── Passage given

# More concrete and the wrong fir pump ATS



## kb1jb1 (Nov 11, 2017)

Did Yous guys put your initials or at least your hand prints in the concrete?
I did on a FAA job and when the engineer saw it he had some words. We still had to float out the top so I just covered it over.


----------



## Kevin (Feb 14, 2017)

kb1jb1 said:


> Did Yous guys put your initials or at least your *hand prints* in the concrete?
> I did on a FAA job and when the engineer saw it he had some words. We still had to float out the top so I just covered it over.


Everyone knows not to leave fingerprints behind at the site of a body dump... not that I'm saying there's a body under that concrete...


----------



## Jlarson (Jun 28, 2009)

It seems like every 8th pour we do it ends raining on us. I hate that.


----------



## Southeast Power (Jan 18, 2009)

The rain gave it a nice subtle exposed aggregate look. You couldn't duplicate it if you had to.


----------



## kb1jb1 (Nov 11, 2017)

Southeast Power said:


> The rain gave it a nice subtle exposed aggregate look. You couldn't duplicate it if you had to.


It also gives a nice anti slip surface.


----------



## Southeast Power (Jan 18, 2009)

Rain water finish


----------



## gpop (May 14, 2018)

Southeastern i like seeing your pictures as its interesting but can you resize then in Microsoft paint or some other software for us who have outback swamp internet connections.


----------

────

▶ [Given request]:
Name each distinct user who posts in the forum thread about the concrete pour, counting each name once. Rely only on the forum thread above.

── Material

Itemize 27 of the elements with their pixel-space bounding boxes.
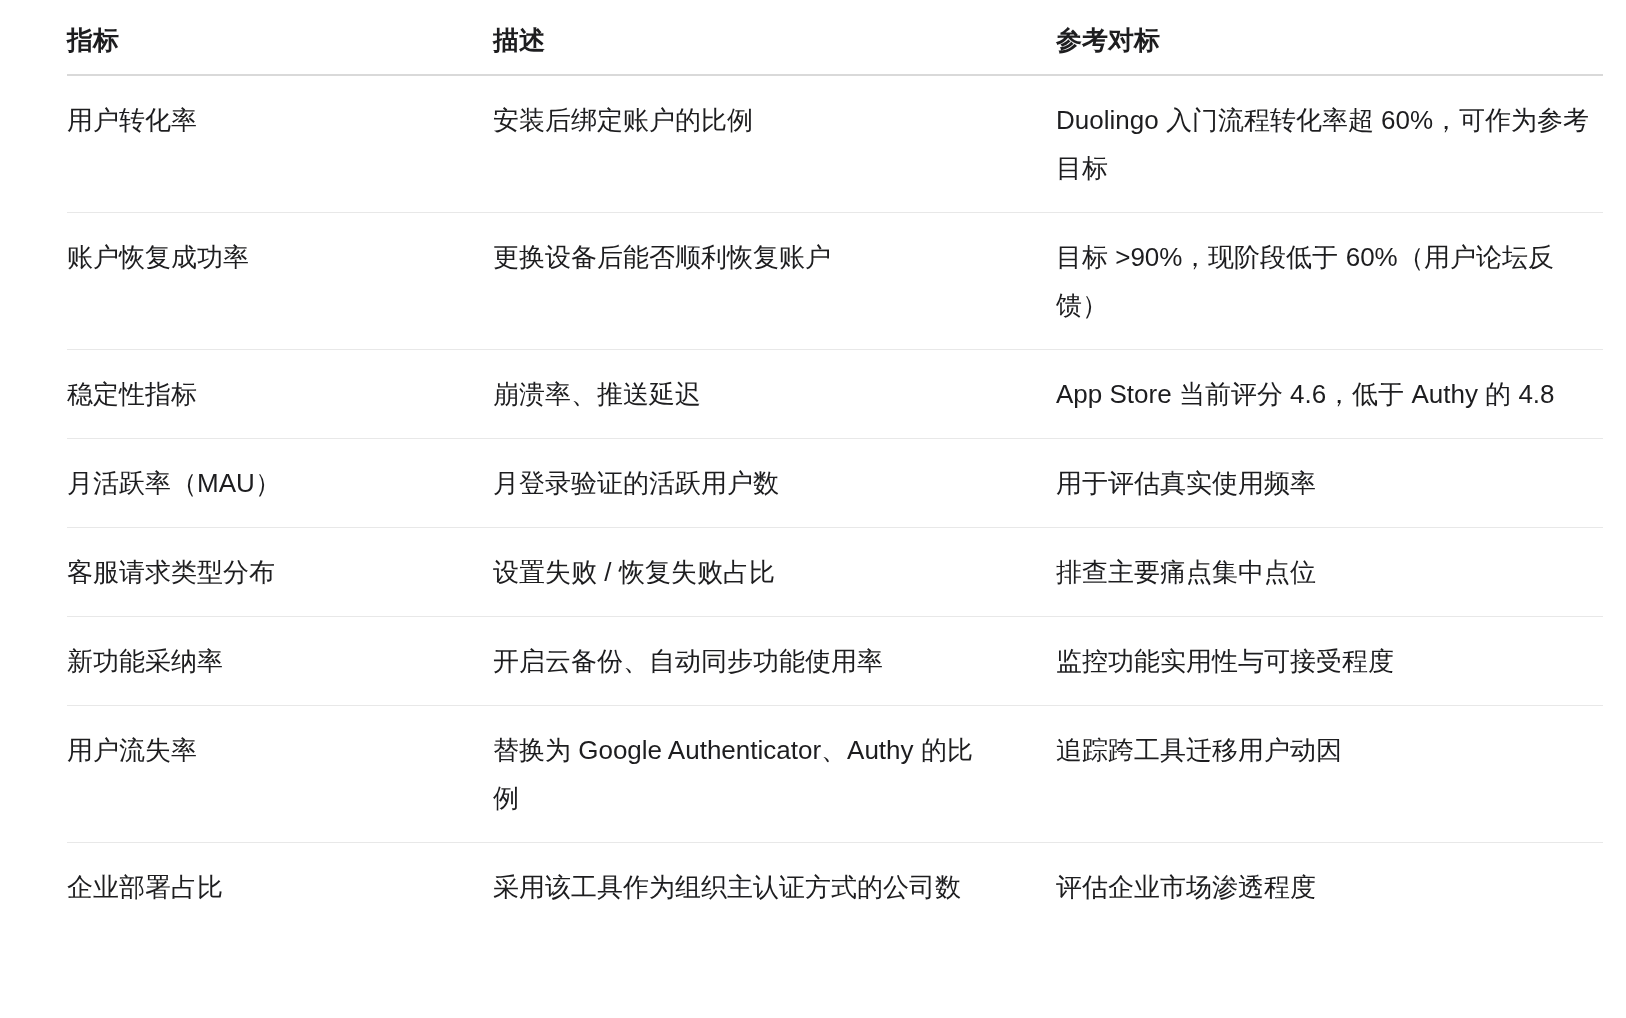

────

▶ [Solution]:
kb1jb1, Kevin, Jlarson, Southeast Power, gpop